[Extracted records]
++++++++++

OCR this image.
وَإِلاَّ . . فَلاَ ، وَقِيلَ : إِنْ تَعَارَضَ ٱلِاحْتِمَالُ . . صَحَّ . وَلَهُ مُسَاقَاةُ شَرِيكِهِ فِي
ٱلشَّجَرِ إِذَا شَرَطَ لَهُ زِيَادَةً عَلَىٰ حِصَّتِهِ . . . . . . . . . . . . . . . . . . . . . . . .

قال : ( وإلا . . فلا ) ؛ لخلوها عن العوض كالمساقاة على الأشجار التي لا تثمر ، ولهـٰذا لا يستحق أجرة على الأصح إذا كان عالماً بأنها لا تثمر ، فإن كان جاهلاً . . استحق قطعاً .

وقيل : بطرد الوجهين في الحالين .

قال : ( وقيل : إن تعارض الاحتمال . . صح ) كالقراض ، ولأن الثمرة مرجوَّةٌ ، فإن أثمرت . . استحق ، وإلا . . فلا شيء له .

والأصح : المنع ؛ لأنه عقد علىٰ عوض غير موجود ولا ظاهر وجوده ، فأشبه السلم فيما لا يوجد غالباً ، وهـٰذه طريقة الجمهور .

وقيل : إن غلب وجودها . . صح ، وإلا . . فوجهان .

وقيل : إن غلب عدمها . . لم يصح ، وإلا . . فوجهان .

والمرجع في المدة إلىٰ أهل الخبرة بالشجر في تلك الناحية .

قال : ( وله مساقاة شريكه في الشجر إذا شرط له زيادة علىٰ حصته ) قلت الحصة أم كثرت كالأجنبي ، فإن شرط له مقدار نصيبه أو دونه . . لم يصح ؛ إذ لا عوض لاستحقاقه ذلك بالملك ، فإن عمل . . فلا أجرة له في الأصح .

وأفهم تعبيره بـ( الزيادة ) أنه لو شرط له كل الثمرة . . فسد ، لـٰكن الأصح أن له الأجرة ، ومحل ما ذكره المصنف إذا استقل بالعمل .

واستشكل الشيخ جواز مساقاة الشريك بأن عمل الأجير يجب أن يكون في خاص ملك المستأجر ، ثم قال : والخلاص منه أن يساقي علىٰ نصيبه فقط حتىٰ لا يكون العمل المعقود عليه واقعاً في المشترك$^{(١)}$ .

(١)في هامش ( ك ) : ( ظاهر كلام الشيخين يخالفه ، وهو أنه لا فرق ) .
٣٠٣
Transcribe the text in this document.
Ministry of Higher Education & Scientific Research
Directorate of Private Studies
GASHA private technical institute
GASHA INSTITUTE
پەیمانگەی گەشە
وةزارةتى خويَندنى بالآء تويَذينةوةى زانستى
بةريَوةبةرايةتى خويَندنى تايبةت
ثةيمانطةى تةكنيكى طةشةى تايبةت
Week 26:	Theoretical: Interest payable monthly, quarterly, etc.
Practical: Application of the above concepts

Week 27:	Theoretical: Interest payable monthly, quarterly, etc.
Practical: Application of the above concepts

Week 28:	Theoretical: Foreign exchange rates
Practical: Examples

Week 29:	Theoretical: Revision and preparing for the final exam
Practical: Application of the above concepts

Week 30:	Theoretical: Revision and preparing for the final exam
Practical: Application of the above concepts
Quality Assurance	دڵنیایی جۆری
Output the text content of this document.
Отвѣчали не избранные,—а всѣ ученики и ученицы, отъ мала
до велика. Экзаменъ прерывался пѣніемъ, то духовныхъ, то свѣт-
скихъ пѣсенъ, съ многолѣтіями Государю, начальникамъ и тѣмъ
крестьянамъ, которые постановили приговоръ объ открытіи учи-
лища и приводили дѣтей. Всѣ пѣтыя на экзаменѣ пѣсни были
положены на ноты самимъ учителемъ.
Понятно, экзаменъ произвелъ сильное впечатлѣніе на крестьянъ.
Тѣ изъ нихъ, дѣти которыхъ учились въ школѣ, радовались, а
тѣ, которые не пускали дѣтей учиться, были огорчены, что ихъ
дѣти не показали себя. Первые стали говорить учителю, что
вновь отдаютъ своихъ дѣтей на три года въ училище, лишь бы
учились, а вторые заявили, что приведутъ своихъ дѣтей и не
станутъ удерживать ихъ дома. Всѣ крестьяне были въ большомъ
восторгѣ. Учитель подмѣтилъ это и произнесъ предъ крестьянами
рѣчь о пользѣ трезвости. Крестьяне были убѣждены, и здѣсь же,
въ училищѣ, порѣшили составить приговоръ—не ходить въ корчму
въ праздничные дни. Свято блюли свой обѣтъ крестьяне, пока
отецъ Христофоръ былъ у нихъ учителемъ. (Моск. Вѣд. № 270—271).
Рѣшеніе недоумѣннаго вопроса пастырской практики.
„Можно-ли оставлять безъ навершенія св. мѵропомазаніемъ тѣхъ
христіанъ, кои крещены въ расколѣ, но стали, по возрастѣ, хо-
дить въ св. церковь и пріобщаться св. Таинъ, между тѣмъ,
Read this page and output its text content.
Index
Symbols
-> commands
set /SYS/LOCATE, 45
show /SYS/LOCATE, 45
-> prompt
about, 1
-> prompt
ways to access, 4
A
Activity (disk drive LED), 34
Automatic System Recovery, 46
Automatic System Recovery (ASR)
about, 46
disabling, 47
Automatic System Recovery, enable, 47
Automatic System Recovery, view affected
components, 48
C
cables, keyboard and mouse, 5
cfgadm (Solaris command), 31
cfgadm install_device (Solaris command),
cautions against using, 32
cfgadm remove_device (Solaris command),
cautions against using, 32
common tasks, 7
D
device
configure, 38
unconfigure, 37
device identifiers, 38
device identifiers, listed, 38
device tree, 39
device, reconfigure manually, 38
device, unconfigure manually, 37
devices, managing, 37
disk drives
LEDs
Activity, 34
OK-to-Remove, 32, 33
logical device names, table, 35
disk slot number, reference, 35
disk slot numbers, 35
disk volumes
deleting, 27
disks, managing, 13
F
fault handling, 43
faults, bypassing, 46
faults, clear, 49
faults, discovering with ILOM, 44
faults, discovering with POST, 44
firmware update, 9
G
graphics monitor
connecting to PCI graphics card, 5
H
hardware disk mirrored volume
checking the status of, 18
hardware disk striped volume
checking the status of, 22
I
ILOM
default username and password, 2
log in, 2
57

++++++++++

Required task:
Copy every line of the material, please, keeping it exactly the same.

Written response:
OCR this image.
وَإِلاَّ . . فَلاَ ، وَقِيلَ : إِنْ تَعَارَضَ ٱلِاحْتِمَالُ . . صَحَّ . وَلَهُ مُسَاقَاةُ شَرِيكِهِ فِي
ٱلشَّجَرِ إِذَا شَرَطَ لَهُ زِيَادَةً عَلَىٰ حِصَّتِهِ . . . . . . . . . . . . . . . . . . . . . . . .

قال : ( وإلا . . فلا ) ؛ لخلوها عن العوض كالمساقاة على الأشجار التي لا تثمر ، ولهـٰذا لا يستحق أجرة على الأصح إذا كان عالماً بأنها لا تثمر ، فإن كان جاهلاً . . استحق قطعاً .

وقيل : بطرد الوجهين في الحالين .

قال : ( وقيل : إن تعارض الاحتمال . . صح ) كالقراض ، ولأن الثمرة مرجوَّةٌ ، فإن أثمرت . . استحق ، وإلا . . فلا شيء له .

والأصح : المنع ؛ لأنه عقد علىٰ عوض غير موجود ولا ظاهر وجوده ، فأشبه السلم فيما لا يوجد غالباً ، وهـٰذه طريقة الجمهور .

وقيل : إن غلب وجودها . . صح ، وإلا . . فوجهان .

وقيل : إن غلب عدمها . . لم يصح ، وإلا . . فوجهان .

والمرجع في المدة إلىٰ أهل الخبرة بالشجر في تلك الناحية .

قال : ( وله مساقاة شريكه في الشجر إذا شرط له زيادة علىٰ حصته ) قلت الحصة أم كثرت كالأجنبي ، فإن شرط له مقدار نصيبه أو دونه . . لم يصح ؛ إذ لا عوض لاستحقاقه ذلك بالملك ، فإن عمل . . فلا أجرة له في الأصح .

وأفهم تعبيره بـ( الزيادة ) أنه لو شرط له كل الثمرة . . فسد ، لـٰكن الأصح أن له الأجرة ، ومحل ما ذكره المصنف إذا استقل بالعمل .

واستشكل الشيخ جواز مساقاة الشريك بأن عمل الأجير يجب أن يكون في خاص ملك المستأجر ، ثم قال : والخلاص منه أن يساقي علىٰ نصيبه فقط حتىٰ لا يكون العمل المعقود عليه واقعاً في المشترك$^{(١)}$ .

(١)في هامش ( ك ) : ( ظاهر كلام الشيخين يخالفه ، وهو أنه لا فرق ) .
٣٠٣
Transcribe the text in this document.
Ministry of Higher Education & Scientific Research
Directorate of Private Studies
GASHA private technical institute
GASHA INSTITUTE
پەیمانگەی گەشە
وةزارةتى خويَندنى بالآء تويَذينةوةى زانستى
بةريَوةبةرايةتى خويَندنى تايبةت
ثةيمانطةى تةكنيكى طةشةى تايبةت
Week 26:	Theoretical: Interest payable monthly, quarterly, etc.
Practical: Application of the above concepts

Week 27:	Theoretical: Interest payable monthly, quarterly, etc.
Practical: Application of the above concepts

Week 28:	Theoretical: Foreign exchange rates
Practical: Examples

Week 29:	Theoretical: Revision and preparing for the final exam
Practical: Application of the above concepts

Week 30:	Theoretical: Revision and preparing for the final exam
Practical: Application of the above concepts
Quality Assurance	دڵنیایی جۆری
Output the text content of this document.
Отвѣчали не избранные,—а всѣ ученики и ученицы, отъ мала
до велика. Экзаменъ прерывался пѣніемъ, то духовныхъ, то свѣт-
скихъ пѣсенъ, съ многолѣтіями Государю, начальникамъ и тѣмъ
крестьянамъ, которые постановили приговоръ объ открытіи учи-
лища и приводили дѣтей. Всѣ пѣтыя на экзаменѣ пѣсни были
положены на ноты самимъ учителемъ.
Понятно, экзаменъ произвелъ сильное впечатлѣніе на крестьянъ.
Тѣ изъ нихъ, дѣти которыхъ учились въ школѣ, радовались, а
тѣ, которые не пускали дѣтей учиться, были огорчены, что ихъ
дѣти не показали себя. Первые стали говорить учителю, что
вновь отдаютъ своихъ дѣтей на три года въ училище, лишь бы
учились, а вторые заявили, что приведутъ своихъ дѣтей и не
станутъ удерживать ихъ дома. Всѣ крестьяне были въ большомъ
восторгѣ. Учитель подмѣтилъ это и произнесъ предъ крестьянами
рѣчь о пользѣ трезвости. Крестьяне были убѣждены, и здѣсь же,
въ училищѣ, порѣшили составить приговоръ—не ходить въ корчму
въ праздничные дни. Свято блюли свой обѣтъ крестьяне, пока
отецъ Христофоръ былъ у нихъ учителемъ. (Моск. Вѣд. № 270—271).
Рѣшеніе недоумѣннаго вопроса пастырской практики.
„Можно-ли оставлять безъ навершенія св. мѵропомазаніемъ тѣхъ
христіанъ, кои крещены въ расколѣ, но стали, по возрастѣ, хо-
дить въ св. церковь и пріобщаться св. Таинъ, между тѣмъ,
Read this page and output its text content.
Index
Symbols
-> commands
set /SYS/LOCATE, 45
show /SYS/LOCATE, 45
-> prompt
about, 1
-> prompt
ways to access, 4
A
Activity (disk drive LED), 34
Automatic System Recovery, 46
Automatic System Recovery (ASR)
about, 46
disabling, 47
Automatic System Recovery, enable, 47
Automatic System Recovery, view affected
components, 48
C
cables, keyboard and mouse, 5
cfgadm (Solaris command), 31
cfgadm install_device (Solaris command),
cautions against using, 32
cfgadm remove_device (Solaris command),
cautions against using, 32
common tasks, 7
D
device
configure, 38
unconfigure, 37
device identifiers, 38
device identifiers, listed, 38
device tree, 39
device, reconfigure manually, 38
device, unconfigure manually, 37
devices, managing, 37
disk drives
LEDs
Activity, 34
OK-to-Remove, 32, 33
logical device names, table, 35
disk slot number, reference, 35
disk slot numbers, 35
disk volumes
deleting, 27
disks, managing, 13
F
fault handling, 43
faults, bypassing, 46
faults, clear, 49
faults, discovering with ILOM, 44
faults, discovering with POST, 44
firmware update, 9
G
graphics monitor
connecting to PCI graphics card, 5
H
hardware disk mirrored volume
checking the status of, 18
hardware disk striped volume
checking the status of, 22
I
ILOM
default username and password, 2
log in, 2
57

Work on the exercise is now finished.